--- Start ITEMS ---
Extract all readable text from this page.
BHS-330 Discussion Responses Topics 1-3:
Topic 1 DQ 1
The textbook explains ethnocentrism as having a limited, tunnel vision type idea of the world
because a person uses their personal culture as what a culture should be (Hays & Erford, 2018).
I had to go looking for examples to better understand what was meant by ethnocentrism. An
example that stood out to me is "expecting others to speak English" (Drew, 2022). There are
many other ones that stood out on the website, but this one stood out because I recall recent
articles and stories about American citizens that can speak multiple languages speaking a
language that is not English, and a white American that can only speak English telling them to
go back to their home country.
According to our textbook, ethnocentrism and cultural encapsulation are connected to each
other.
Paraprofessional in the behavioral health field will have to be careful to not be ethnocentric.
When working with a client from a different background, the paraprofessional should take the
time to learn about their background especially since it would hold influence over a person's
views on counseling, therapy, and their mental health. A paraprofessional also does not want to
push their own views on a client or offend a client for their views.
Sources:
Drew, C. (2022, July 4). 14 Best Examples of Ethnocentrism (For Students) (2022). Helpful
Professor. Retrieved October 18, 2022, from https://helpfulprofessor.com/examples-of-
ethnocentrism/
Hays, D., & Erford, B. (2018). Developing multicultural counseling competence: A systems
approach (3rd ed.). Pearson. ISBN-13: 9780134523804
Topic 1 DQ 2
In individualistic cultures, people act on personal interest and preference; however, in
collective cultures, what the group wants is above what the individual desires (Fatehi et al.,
--- End ITEMS ---
* _PROBLEM_
Quote all the records. Keep every word exact.

* _WRITTEN ANSWER_
Extract all readable text from this page.
BHS-330 Discussion Responses Topics 1-3:
Topic 1 DQ 1
The textbook explains ethnocentrism as having a limited, tunnel vision type idea of the world
because a person uses their personal culture as what a culture should be (Hays & Erford, 2018).
I had to go looking for examples to better understand what was meant by ethnocentrism. An
example that stood out to me is "expecting others to speak English" (Drew, 2022). There are
many other ones that stood out on the website, but this one stood out because I recall recent
articles and stories about American citizens that can speak multiple languages speaking a
language that is not English, and a white American that can only speak English telling them to
go back to their home country.
According to our textbook, ethnocentrism and cultural encapsulation are connected to each
other.
Paraprofessional in the behavioral health field will have to be careful to not be ethnocentric.
When working with a client from a different background, the paraprofessional should take the
time to learn about their background especially since it would hold influence over a person's
views on counseling, therapy, and their mental health. A paraprofessional also does not want to
push their own views on a client or offend a client for their views.
Sources:
Drew, C. (2022, July 4). 14 Best Examples of Ethnocentrism (For Students) (2022). Helpful
Professor. Retrieved October 18, 2022, from https://helpfulprofessor.com/examples-of-
ethnocentrism/
Hays, D., & Erford, B. (2018). Developing multicultural counseling competence: A systems
approach (3rd ed.). Pearson. ISBN-13: 9780134523804
Topic 1 DQ 2
In individualistic cultures, people act on personal interest and preference; however, in
collective cultures, what the group wants is above what the individual desires (Fatehi et al.,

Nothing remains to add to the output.